What the task asks: Print the whole listing exactly.

Stored rows:

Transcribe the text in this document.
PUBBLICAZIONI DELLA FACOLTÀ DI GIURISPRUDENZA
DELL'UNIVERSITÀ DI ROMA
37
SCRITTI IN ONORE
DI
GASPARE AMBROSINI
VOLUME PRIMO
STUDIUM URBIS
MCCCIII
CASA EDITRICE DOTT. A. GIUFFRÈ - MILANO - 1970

Result of this task:
Transcribe the text in this document.
PUBBLICAZIONI DELLA FACOLTÀ DI GIURISPRUDENZA
DELL'UNIVERSITÀ DI ROMA
37
SCRITTI IN ONORE
DI
GASPARE AMBROSINI
VOLUME PRIMO
STUDIUM URBIS
MCCCIII
CASA EDITRICE DOTT. A. GIUFFRÈ - MILANO - 1970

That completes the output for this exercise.